_Information supplied_:
>> Start

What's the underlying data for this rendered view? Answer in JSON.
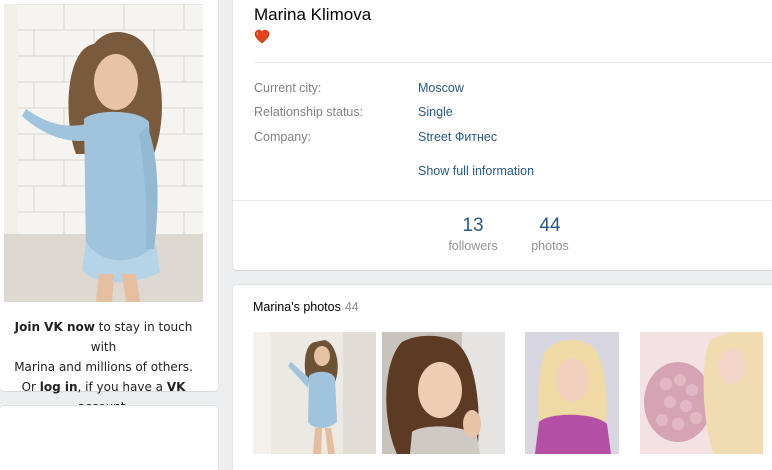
{
  "profile": {
    "name": "Marina Klimova",
    "info": [
      {
        "label": "Current city:",
        "value": "Moscow"
      },
      {
        "label": "Relationship status:",
        "value": "Single"
      },
      {
        "label": "Company:",
        "value": "Street Фитнес"
      }
    ],
    "show_full": "Show full information",
    "counters": [
      {
        "num": "13",
        "label": "followers"
      },
      {
        "num": "44",
        "label": "photos"
      }
    ]
  },
  "join": {
    "join_link": "Join VK now",
    "line1_rest": " to stay in touch with",
    "line2": "Marina and millions of others.",
    "line3_pre": "Or ",
    "login_link": "log in",
    "line3_mid": ", if you have a ",
    "vk": "VK",
    "line3_end": " account."
  },
  "photos": {
    "title": "Marina's photos",
    "count": "44"
  },
  "colors": {
    "link": "#2a5885",
    "label": "#828282",
    "background": "#edeef0"
  }
}
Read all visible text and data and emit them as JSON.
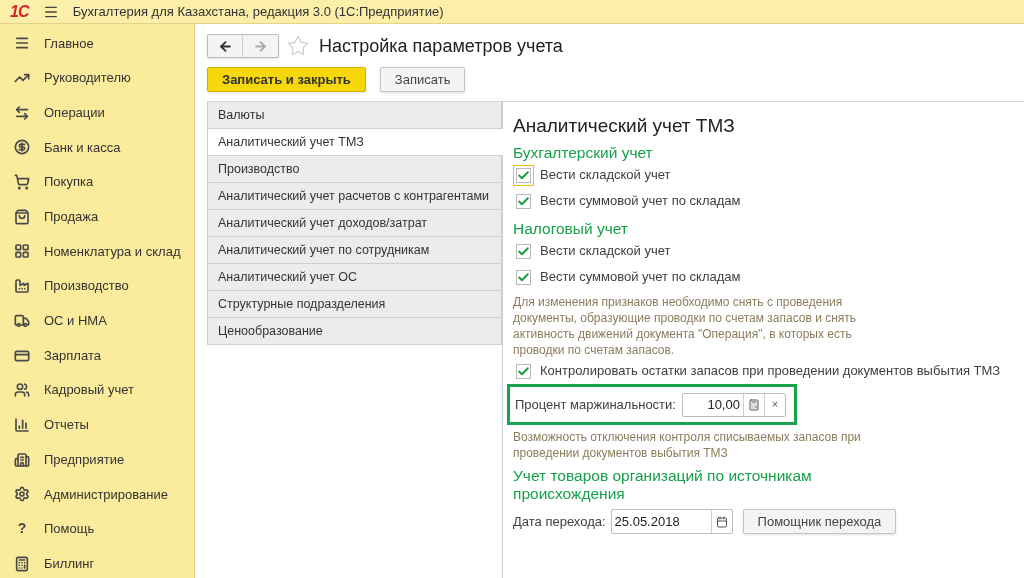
{
  "app_bar": {
    "logo": "1С",
    "title": "Бухгалтерия для Казахстана, редакция 3.0  (1С:Предприятие)"
  },
  "sidebar": {
    "items": [
      {
        "label": "Главное"
      },
      {
        "label": "Руководителю"
      },
      {
        "label": "Операции"
      },
      {
        "label": "Банк и касса"
      },
      {
        "label": "Покупка"
      },
      {
        "label": "Продажа"
      },
      {
        "label": "Номенклатура и склад"
      },
      {
        "label": "Производство"
      },
      {
        "label": "ОС и НМА"
      },
      {
        "label": "Зарплата"
      },
      {
        "label": "Кадровый учет"
      },
      {
        "label": "Отчеты"
      },
      {
        "label": "Предприятие"
      },
      {
        "label": "Администрирование"
      },
      {
        "label": "Помощь",
        "glyph": "?"
      },
      {
        "label": "Биллинг"
      }
    ]
  },
  "form": {
    "title": "Настройка параметров учета",
    "favorite": false,
    "buttons": [
      {
        "label": "Записать и закрыть",
        "kind": "primary"
      },
      {
        "label": "Записать",
        "kind": "default"
      }
    ],
    "sections": [
      {
        "label": "Валюты",
        "selected": false
      },
      {
        "label": "Аналитический учет ТМЗ",
        "selected": true
      },
      {
        "label": "Производство",
        "selected": false
      },
      {
        "label": "Аналитический учет расчетов с контрагентами",
        "selected": false
      },
      {
        "label": "Аналитический учет доходов/затрат",
        "selected": false
      },
      {
        "label": "Аналитический учет по сотрудникам",
        "selected": false
      },
      {
        "label": "Аналитический учет ОС",
        "selected": false
      },
      {
        "label": "Структурные подразделения",
        "selected": false
      },
      {
        "label": "Ценообразование",
        "selected": false
      }
    ],
    "panel": {
      "title": "Аналитический учет ТМЗ",
      "groups": [
        {
          "heading": "Бухгалтерский учет",
          "checkboxes": [
            {
              "label": "Вести складской учет",
              "checked": true,
              "focused": true
            },
            {
              "label": "Вести суммовой учет по складам",
              "checked": true,
              "focused": false
            }
          ]
        },
        {
          "heading": "Налоговый учет",
          "checkboxes": [
            {
              "label": "Вести складской учет",
              "checked": true,
              "focused": false
            },
            {
              "label": "Вести суммовой учет по складам",
              "checked": true,
              "focused": false
            }
          ]
        }
      ],
      "note": "Для изменения признаков необходимо снять с проведения документы, образующие проводки по счетам запасов и снять активность движений документа \"Операция\", в которых есть проводки по счетам запасов.",
      "control_checkbox": {
        "label": "Контролировать остатки запасов при проведении документов выбытия ТМЗ",
        "checked": true,
        "focused": false
      },
      "margin_field": {
        "label": "Процент маржинальности:",
        "value": "10,00",
        "clear": "×",
        "highlighted": true
      },
      "margin_note": "Возможность отключения контроля списываемых запасов при проведении документов выбытия ТМЗ",
      "origin": {
        "heading": "Учет товаров организаций по источникам происхождения",
        "date_label": "Дата перехода:",
        "date_value": "25.05.2018",
        "button": "Помощник перехода"
      }
    }
  }
}
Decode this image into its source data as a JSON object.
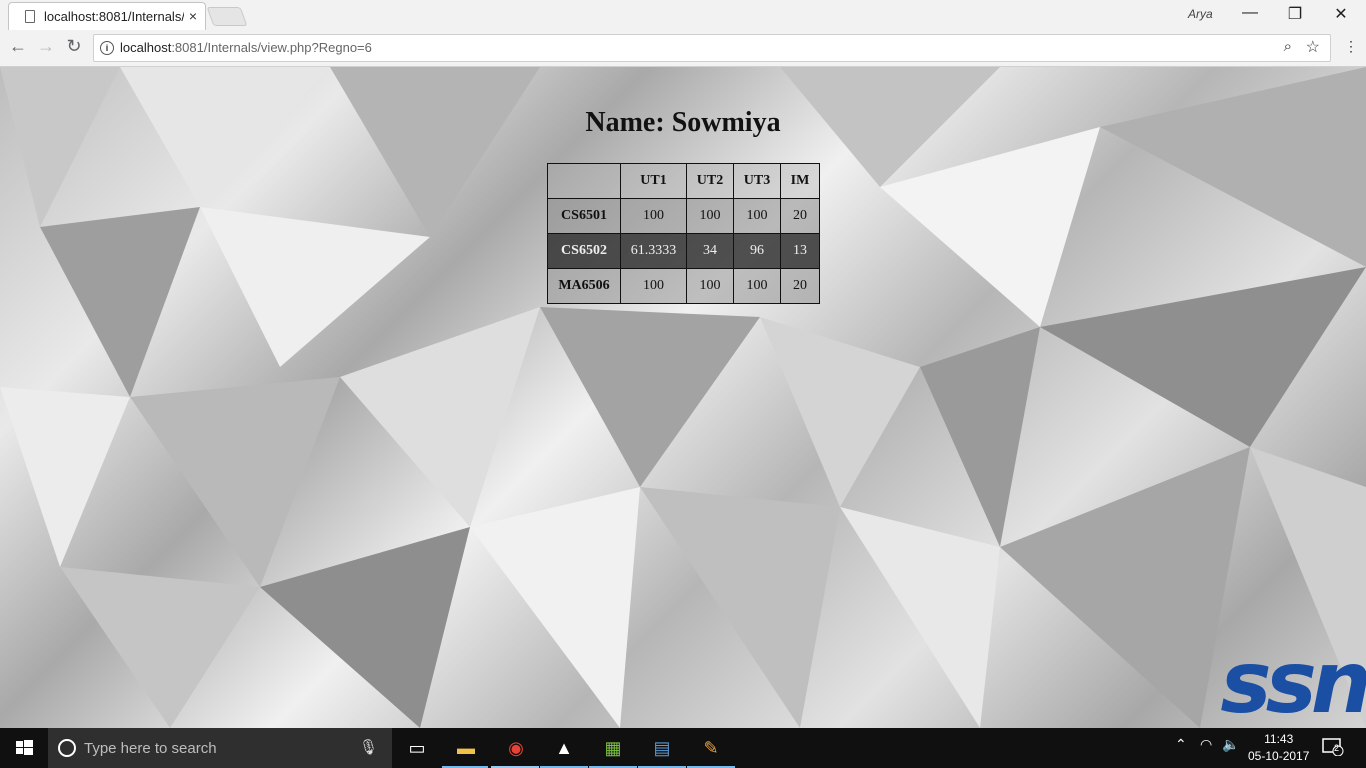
{
  "browser": {
    "tab_title": "localhost:8081/Internals/",
    "tab_close": "×",
    "profile_name": "Arya",
    "window_controls": {
      "minimize": "—",
      "restore": "❐",
      "close": "✕"
    },
    "nav": {
      "back": "←",
      "forward": "→",
      "reload": "↻"
    },
    "address": {
      "host": "localhost",
      "path": ":8081/Internals/view.php?Regno=6"
    },
    "menu": "⋮",
    "zoom": "⌕",
    "star": "☆"
  },
  "page": {
    "heading": "Name: Sowmiya",
    "table": {
      "headers": [
        "",
        "UT1",
        "UT2",
        "UT3",
        "IM"
      ],
      "rows": [
        {
          "subject": "CS6501",
          "ut1": "100",
          "ut2": "100",
          "ut3": "100",
          "im": "20"
        },
        {
          "subject": "CS6502",
          "ut1": "61.3333",
          "ut2": "34",
          "ut3": "96",
          "im": "13"
        },
        {
          "subject": "MA6506",
          "ut1": "100",
          "ut2": "100",
          "ut3": "100",
          "im": "20"
        }
      ]
    },
    "logo_text": "ssn"
  },
  "taskbar": {
    "search_placeholder": "Type here to search",
    "time": "11:43",
    "date": "05-10-2017",
    "notification_count": "2"
  },
  "colors": {
    "logo": "#1a4fa3",
    "taskbar": "#101010",
    "active_underline": "#76b9ed"
  }
}
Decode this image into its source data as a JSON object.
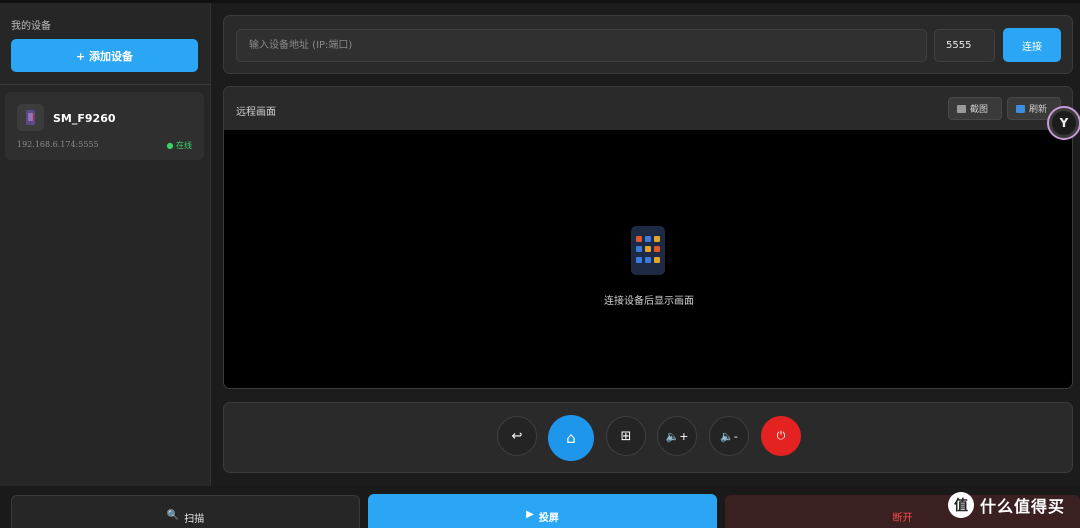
{
  "sidebar": {
    "title": "我的设备",
    "add_device_label": "+ 添加设备",
    "devices": [
      {
        "name": "SM_F9260",
        "address": "192.168.6.174:5555",
        "status": "● 在线"
      }
    ]
  },
  "connection": {
    "ip_placeholder": "输入设备地址 (IP:端口)",
    "port_value": "5555",
    "connect_label": "连接"
  },
  "screen": {
    "title": "远程画面",
    "screenshot_label": "截图",
    "refresh_label": "刷新",
    "empty_message": "连接设备后显示画面"
  },
  "controls": {
    "back_icon": "↩",
    "home_icon": "⌂",
    "apps_icon": "⊞",
    "vol_up_label": "🔈+",
    "vol_down_label": "🔈-",
    "power_icon": "⏻"
  },
  "bottom": {
    "scan_label": "扫描",
    "cast_label": "投屏",
    "disconnect_label": "断开"
  },
  "watermark": {
    "logo": "值",
    "text": "什么值得买"
  },
  "colors": {
    "accent": "#2aa6f5",
    "online": "#39d36b",
    "danger": "#e52222"
  }
}
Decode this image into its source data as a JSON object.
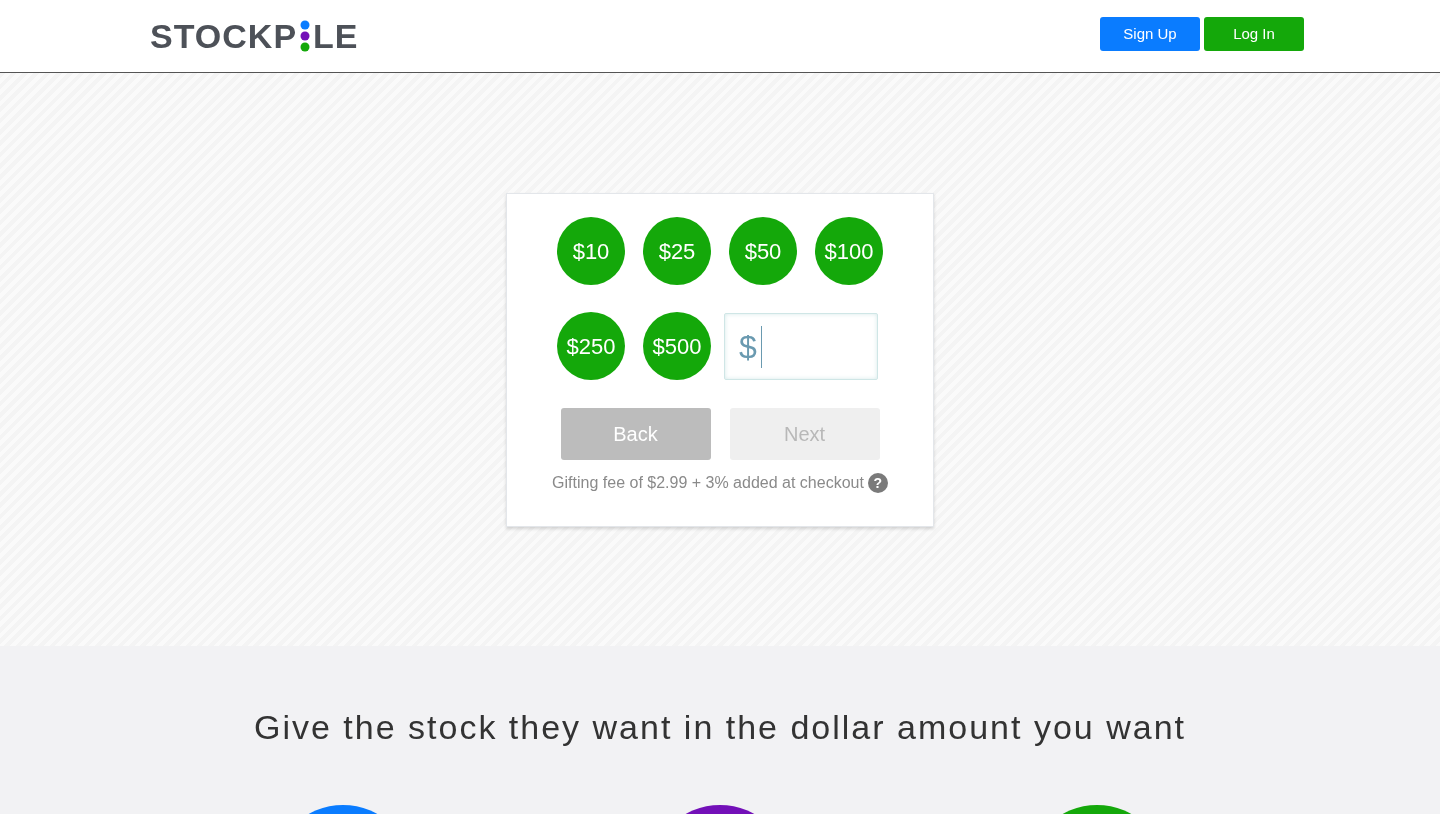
{
  "header": {
    "logo": {
      "before": "STOCKP",
      "after": "LE"
    },
    "buttons": [
      {
        "label": "Sign Up",
        "kind": "primary"
      },
      {
        "label": "Log In",
        "kind": "success"
      }
    ]
  },
  "gift_card": {
    "amounts": [
      "$10",
      "$25",
      "$50",
      "$100",
      "$250",
      "$500"
    ],
    "custom_amount": {
      "prefix": "$"
    },
    "buttons": [
      {
        "label": "Back",
        "disabled": false
      },
      {
        "label": "Next",
        "disabled": true
      }
    ],
    "fee_note": "Gifting fee of $2.99 + 3% added at checkout",
    "help_icon": "?"
  },
  "features": {
    "heading": "Give the stock they want in the dollar amount you want",
    "items": [
      {
        "color": "#0a7cff"
      },
      {
        "color": "#7310b8"
      },
      {
        "color": "#14a80a"
      }
    ]
  }
}
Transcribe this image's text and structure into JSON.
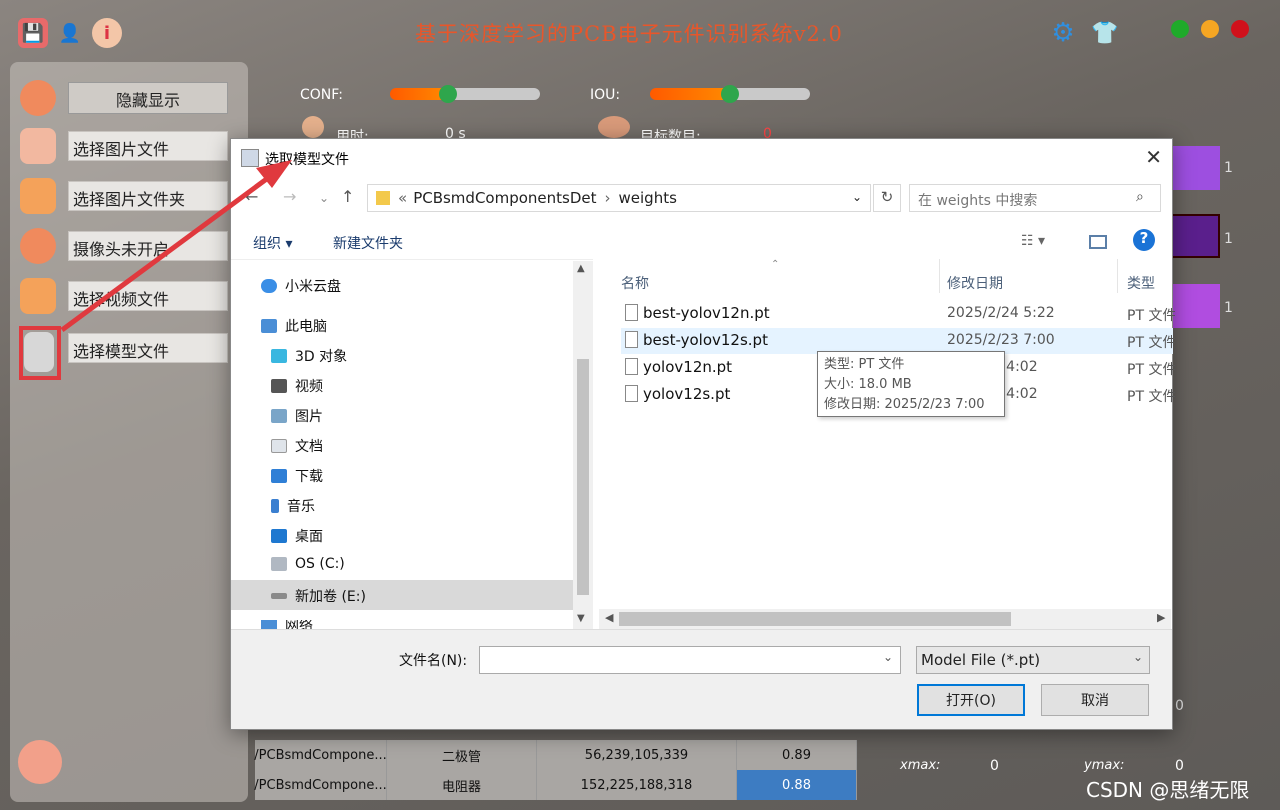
{
  "app": {
    "title": "基于深度学习的PCB电子元件识别系统v2.0"
  },
  "left": {
    "hide_label": "隐藏显示",
    "items": [
      {
        "label": "选择图片文件"
      },
      {
        "label": "选择图片文件夹"
      },
      {
        "label": "摄像头未开启"
      },
      {
        "label": "选择视频文件"
      },
      {
        "label": "选择模型文件"
      }
    ]
  },
  "main": {
    "conf_label": "CONF:",
    "iou_label": "IOU:",
    "conf_value": 0.39,
    "iou_value": 0.5,
    "time_label": "用时:",
    "time_value": "0 s",
    "count_label": "目标数目:",
    "count_value": "0",
    "right_nums": [
      "1",
      "1",
      "1"
    ],
    "bottom_num": "0",
    "xmax_label": "xmax:",
    "xmax_value": "0",
    "ymax_label": "ymax:",
    "ymax_value": "0"
  },
  "table": {
    "rows": [
      [
        "/PCBsmdCompone...",
        "二极管",
        "56,239,105,339",
        "0.89"
      ],
      [
        "/PCBsmdCompone...",
        "电阻器",
        "152,225,188,318",
        "0.88"
      ]
    ]
  },
  "dialog": {
    "title": "选取模型文件",
    "address": {
      "prefix": "«",
      "seg1": "PCBsmdComponentsDet",
      "sep": "›",
      "seg2": "weights"
    },
    "search_placeholder": "在 weights 中搜索",
    "toolbar": {
      "organize": "组织 ▾",
      "new_folder": "新建文件夹"
    },
    "nav": [
      {
        "label": "小米云盘",
        "icon": "cloud-icon"
      },
      {
        "label": "此电脑",
        "icon": "computer-icon"
      },
      {
        "label": "3D 对象",
        "icon": "cube-icon"
      },
      {
        "label": "视频",
        "icon": "video-icon"
      },
      {
        "label": "图片",
        "icon": "picture-icon"
      },
      {
        "label": "文档",
        "icon": "document-icon"
      },
      {
        "label": "下载",
        "icon": "download-icon"
      },
      {
        "label": "音乐",
        "icon": "music-icon"
      },
      {
        "label": "桌面",
        "icon": "desktop-icon"
      },
      {
        "label": "OS (C:)",
        "icon": "drive-icon"
      },
      {
        "label": "新加卷 (E:)",
        "icon": "drive-icon"
      },
      {
        "label": "网络",
        "icon": "network-icon"
      }
    ],
    "columns": {
      "name": "名称",
      "date": "修改日期",
      "type": "类型"
    },
    "files": [
      {
        "name": "best-yolov12n.pt",
        "date": "2025/2/24 5:22",
        "type": "PT 文件"
      },
      {
        "name": "best-yolov12s.pt",
        "date": "2025/2/23 7:00",
        "type": "PT 文件"
      },
      {
        "name": "yolov12n.pt",
        "date": "20 14:02",
        "type": "PT 文件"
      },
      {
        "name": "yolov12s.pt",
        "date": "20 14:02",
        "type": "PT 文件"
      }
    ],
    "tooltip": {
      "type": "类型: PT 文件",
      "size": "大小: 18.0 MB",
      "date": "修改日期: 2025/2/23 7:00"
    },
    "filename_label": "文件名(N):",
    "filename_value": "",
    "filetype": "Model File (*.pt)",
    "open_label": "打开(O)",
    "cancel_label": "取消"
  },
  "watermark": "CSDN @思绪无限"
}
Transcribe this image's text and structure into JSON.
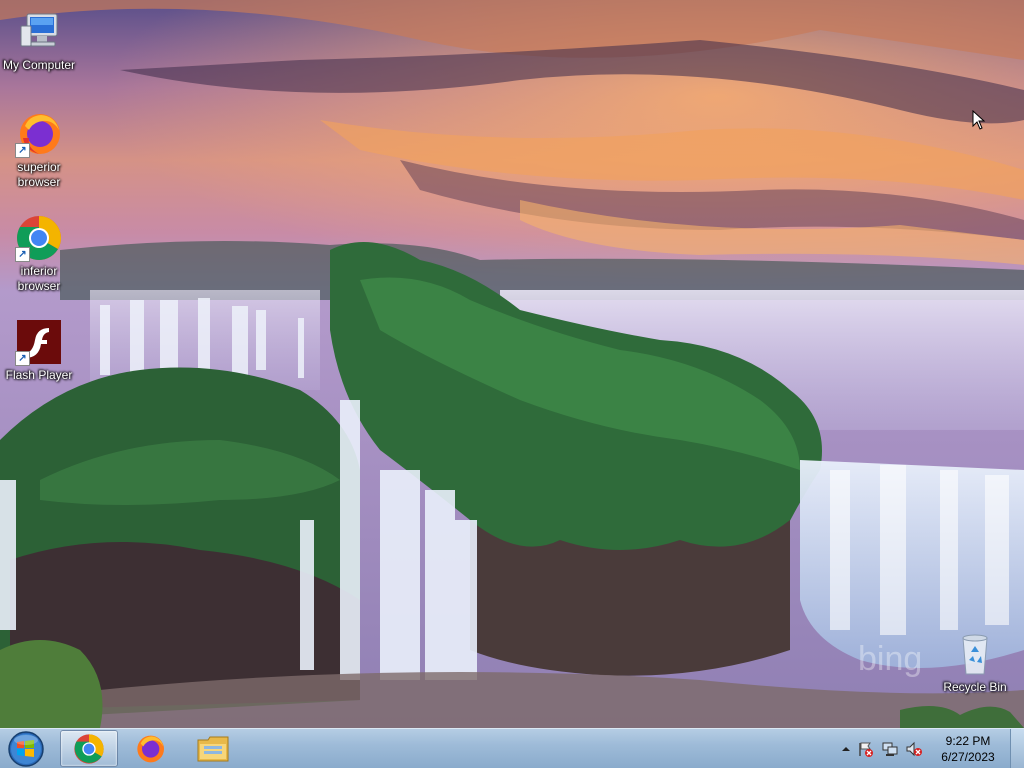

>> End

Go through the material above and count the lines that include "status". Give the number alone.

_Finished task_: 2